Show all lines from the data that include the word "JSON".

• _Stored data_:
★ ★ ★ ★ ★ ★ ★

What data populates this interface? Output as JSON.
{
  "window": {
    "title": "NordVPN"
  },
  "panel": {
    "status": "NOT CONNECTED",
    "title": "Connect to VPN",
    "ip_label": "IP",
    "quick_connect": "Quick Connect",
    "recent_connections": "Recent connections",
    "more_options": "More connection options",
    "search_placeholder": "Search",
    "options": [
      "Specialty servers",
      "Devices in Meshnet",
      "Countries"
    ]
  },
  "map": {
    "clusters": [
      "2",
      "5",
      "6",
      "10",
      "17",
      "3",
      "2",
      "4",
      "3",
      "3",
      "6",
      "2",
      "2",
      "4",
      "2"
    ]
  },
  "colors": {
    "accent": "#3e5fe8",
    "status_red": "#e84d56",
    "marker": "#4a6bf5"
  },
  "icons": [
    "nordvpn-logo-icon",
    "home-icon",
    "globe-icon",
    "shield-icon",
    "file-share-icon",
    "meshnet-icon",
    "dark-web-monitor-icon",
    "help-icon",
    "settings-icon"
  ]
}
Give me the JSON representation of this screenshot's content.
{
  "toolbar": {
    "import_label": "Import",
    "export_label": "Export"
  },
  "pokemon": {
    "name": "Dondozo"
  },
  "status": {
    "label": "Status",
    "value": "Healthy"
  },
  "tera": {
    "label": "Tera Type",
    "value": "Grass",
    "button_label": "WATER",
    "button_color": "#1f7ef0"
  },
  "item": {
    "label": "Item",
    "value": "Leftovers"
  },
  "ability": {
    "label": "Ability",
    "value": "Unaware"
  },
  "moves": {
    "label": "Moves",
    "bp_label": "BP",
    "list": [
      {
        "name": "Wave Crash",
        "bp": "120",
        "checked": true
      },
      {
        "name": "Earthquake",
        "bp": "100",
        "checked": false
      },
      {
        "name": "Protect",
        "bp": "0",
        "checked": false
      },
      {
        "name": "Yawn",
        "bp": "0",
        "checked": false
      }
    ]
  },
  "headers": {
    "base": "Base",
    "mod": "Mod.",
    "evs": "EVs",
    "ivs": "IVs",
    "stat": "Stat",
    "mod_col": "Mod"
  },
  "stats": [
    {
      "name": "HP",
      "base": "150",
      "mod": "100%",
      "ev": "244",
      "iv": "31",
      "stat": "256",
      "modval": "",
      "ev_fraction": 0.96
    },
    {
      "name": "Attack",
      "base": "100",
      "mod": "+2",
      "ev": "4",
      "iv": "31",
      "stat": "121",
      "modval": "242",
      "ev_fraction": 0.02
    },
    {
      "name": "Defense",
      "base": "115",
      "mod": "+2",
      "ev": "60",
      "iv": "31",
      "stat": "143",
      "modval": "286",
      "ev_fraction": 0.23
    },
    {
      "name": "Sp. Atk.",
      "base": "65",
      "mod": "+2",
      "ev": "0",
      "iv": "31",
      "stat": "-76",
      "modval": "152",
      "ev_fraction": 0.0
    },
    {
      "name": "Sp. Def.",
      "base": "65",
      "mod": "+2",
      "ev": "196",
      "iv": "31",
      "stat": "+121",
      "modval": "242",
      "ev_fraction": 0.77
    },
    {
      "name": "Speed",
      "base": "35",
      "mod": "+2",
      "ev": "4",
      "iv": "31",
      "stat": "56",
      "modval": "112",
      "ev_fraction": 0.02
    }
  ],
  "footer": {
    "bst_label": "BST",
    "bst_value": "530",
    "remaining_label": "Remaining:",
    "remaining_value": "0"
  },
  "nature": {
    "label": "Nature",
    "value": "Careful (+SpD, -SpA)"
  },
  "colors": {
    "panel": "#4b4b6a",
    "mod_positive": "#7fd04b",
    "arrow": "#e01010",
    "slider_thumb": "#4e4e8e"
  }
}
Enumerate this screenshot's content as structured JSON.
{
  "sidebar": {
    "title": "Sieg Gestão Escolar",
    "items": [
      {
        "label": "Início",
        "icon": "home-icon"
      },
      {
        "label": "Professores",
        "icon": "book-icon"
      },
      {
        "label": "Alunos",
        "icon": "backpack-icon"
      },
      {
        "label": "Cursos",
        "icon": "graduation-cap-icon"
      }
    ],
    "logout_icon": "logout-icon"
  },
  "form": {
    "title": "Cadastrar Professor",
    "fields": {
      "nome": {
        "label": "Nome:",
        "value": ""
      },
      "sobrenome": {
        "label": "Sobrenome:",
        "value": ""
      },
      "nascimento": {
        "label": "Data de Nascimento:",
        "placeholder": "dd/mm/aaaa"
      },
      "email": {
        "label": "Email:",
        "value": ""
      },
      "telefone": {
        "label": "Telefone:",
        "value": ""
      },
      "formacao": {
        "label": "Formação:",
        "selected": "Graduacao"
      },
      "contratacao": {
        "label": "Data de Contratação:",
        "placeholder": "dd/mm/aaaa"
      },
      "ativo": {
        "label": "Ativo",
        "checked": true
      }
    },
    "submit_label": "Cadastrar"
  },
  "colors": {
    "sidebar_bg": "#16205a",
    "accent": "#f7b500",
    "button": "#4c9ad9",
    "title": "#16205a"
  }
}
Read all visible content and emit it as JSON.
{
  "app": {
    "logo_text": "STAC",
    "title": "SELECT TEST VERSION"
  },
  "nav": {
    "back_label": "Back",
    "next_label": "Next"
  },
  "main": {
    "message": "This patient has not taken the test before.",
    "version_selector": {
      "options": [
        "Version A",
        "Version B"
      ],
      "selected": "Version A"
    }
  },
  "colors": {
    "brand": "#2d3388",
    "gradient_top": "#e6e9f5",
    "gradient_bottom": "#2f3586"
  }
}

★ ★ ★ ★ ★ ★ ★

• _Exercise result_:
What data populates this interface? Output as JSON.
Give me the JSON representation of this screenshot's content.
Enumerate this screenshot's content as structured JSON.
Read all visible content and emit it as JSON.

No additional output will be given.